# [Task to complete]
Gather all lines with "rice" from the records.

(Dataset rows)
════
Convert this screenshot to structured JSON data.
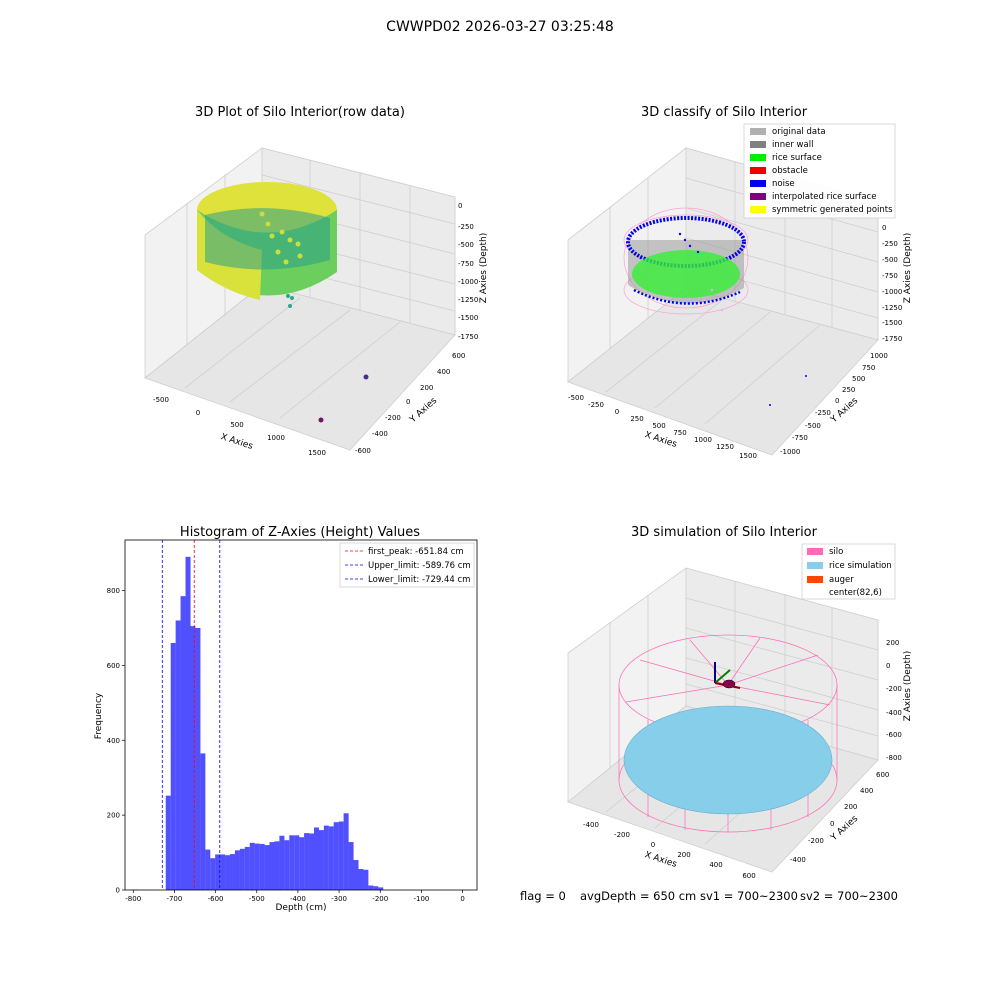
{
  "figure": {
    "title": "CWWPD02 2026-03-27 03:25:48",
    "footer": {
      "flag": "flag = 0",
      "avg_depth": "avgDepth = 650 cm",
      "sv1": "sv1 = 700~2300",
      "sv2": "sv2 = 700~2300"
    }
  },
  "panels": {
    "raw": {
      "title": "3D Plot of Silo Interior(row data)",
      "xlabel": "X Axies",
      "ylabel": "Y Axies",
      "zlabel": "Z Axies (Depth)",
      "xticks": [
        "-500",
        "0",
        "500",
        "1000",
        "1500"
      ],
      "yticks": [
        "600",
        "400",
        "200",
        "0",
        "-200",
        "-400",
        "-600"
      ],
      "zticks": [
        "0",
        "-250",
        "-500",
        "-750",
        "-1000",
        "-1250",
        "-1500",
        "-1750"
      ]
    },
    "classify": {
      "title": "3D classify of Silo Interior",
      "xlabel": "X Axies",
      "ylabel": "Y Axies",
      "zlabel": "Z Axies (Depth)",
      "xticks": [
        "-500",
        "-250",
        "0",
        "250",
        "500",
        "750",
        "1000",
        "1250",
        "1500"
      ],
      "yticks": [
        "1000",
        "750",
        "500",
        "250",
        "0",
        "-250",
        "-500",
        "-750",
        "-1000"
      ],
      "zticks": [
        "0",
        "-250",
        "-500",
        "-750",
        "-1000",
        "-1250",
        "-1500",
        "-1750"
      ],
      "legend": [
        {
          "label": "original data",
          "color": "#b0b0b0"
        },
        {
          "label": "inner wall",
          "color": "#808080"
        },
        {
          "label": "rice surface",
          "color": "#00ee00"
        },
        {
          "label": "obstacle",
          "color": "#ee0000"
        },
        {
          "label": "noise",
          "color": "#0000ee"
        },
        {
          "label": "interpolated rice surface",
          "color": "#800080"
        },
        {
          "label": "symmetric generated points",
          "color": "#ffff00"
        }
      ]
    },
    "simulation": {
      "title": "3D simulation of Silo Interior",
      "xlabel": "X Axies",
      "ylabel": "Y Axies",
      "zlabel": "Z Axies (Depth)",
      "xticks": [
        "-400",
        "-200",
        "0",
        "200",
        "400",
        "600"
      ],
      "yticks": [
        "600",
        "400",
        "200",
        "0",
        "-200",
        "-400"
      ],
      "zticks": [
        "200",
        "0",
        "-200",
        "-400",
        "-600",
        "-800"
      ],
      "legend": [
        {
          "label": "silo",
          "color": "#ff69b4"
        },
        {
          "label": "rice simulation",
          "color": "#87ceeb"
        },
        {
          "label": "auger",
          "color": "#ff4500"
        },
        {
          "label": "center(82,6)",
          "color": null
        }
      ]
    }
  },
  "chart_data": [
    {
      "type": "histogram",
      "title": "Histogram of Z-Axies (Height) Values",
      "xlabel": "Depth (cm)",
      "ylabel": "Frequency",
      "xlim": [
        -820,
        35
      ],
      "ylim": [
        0,
        935
      ],
      "xticks": [
        -800,
        -700,
        -600,
        -500,
        -400,
        -300,
        -200,
        -100,
        0
      ],
      "yticks": [
        0,
        200,
        400,
        600,
        800
      ],
      "bar_color": "#5050ff",
      "bin_width": 12.2,
      "bins": [
        {
          "x0": -800,
          "value": 1
        },
        {
          "x0": -721,
          "value": 252
        },
        {
          "x0": -709,
          "value": 660
        },
        {
          "x0": -697,
          "value": 720
        },
        {
          "x0": -685,
          "value": 785
        },
        {
          "x0": -673,
          "value": 890
        },
        {
          "x0": -661,
          "value": 705
        },
        {
          "x0": -649,
          "value": 700
        },
        {
          "x0": -637,
          "value": 365
        },
        {
          "x0": -625,
          "value": 108
        },
        {
          "x0": -613,
          "value": 85
        },
        {
          "x0": -601,
          "value": 95
        },
        {
          "x0": -589,
          "value": 95
        },
        {
          "x0": -577,
          "value": 93
        },
        {
          "x0": -565,
          "value": 96
        },
        {
          "x0": -553,
          "value": 106
        },
        {
          "x0": -541,
          "value": 110
        },
        {
          "x0": -529,
          "value": 115
        },
        {
          "x0": -517,
          "value": 126
        },
        {
          "x0": -505,
          "value": 124
        },
        {
          "x0": -493,
          "value": 123
        },
        {
          "x0": -481,
          "value": 120
        },
        {
          "x0": -469,
          "value": 128
        },
        {
          "x0": -457,
          "value": 130
        },
        {
          "x0": -445,
          "value": 145
        },
        {
          "x0": -433,
          "value": 133
        },
        {
          "x0": -421,
          "value": 146
        },
        {
          "x0": -409,
          "value": 146
        },
        {
          "x0": -397,
          "value": 141
        },
        {
          "x0": -385,
          "value": 152
        },
        {
          "x0": -373,
          "value": 151
        },
        {
          "x0": -361,
          "value": 167
        },
        {
          "x0": -349,
          "value": 160
        },
        {
          "x0": -337,
          "value": 172
        },
        {
          "x0": -325,
          "value": 170
        },
        {
          "x0": -313,
          "value": 181
        },
        {
          "x0": -301,
          "value": 183
        },
        {
          "x0": -289,
          "value": 205
        },
        {
          "x0": -277,
          "value": 128
        },
        {
          "x0": -265,
          "value": 80
        },
        {
          "x0": -253,
          "value": 56
        },
        {
          "x0": -241,
          "value": 54
        },
        {
          "x0": -229,
          "value": 12
        },
        {
          "x0": -217,
          "value": 10
        },
        {
          "x0": -205,
          "value": 7
        }
      ],
      "reference_lines": [
        {
          "label": "first_peak: -651.84 cm",
          "x": -651.84,
          "color": "#ff0000"
        },
        {
          "label": "Upper_limit: -589.76 cm",
          "x": -589.76,
          "color": "#0000ff"
        },
        {
          "label": "Lower_limit: -729.44 cm",
          "x": -729.44,
          "color": "#0000ff"
        }
      ]
    }
  ]
}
════
# [Full answer]
          "label": "rice surface",
          "label": "interpolated rice surface",
          "label": "rice simulation",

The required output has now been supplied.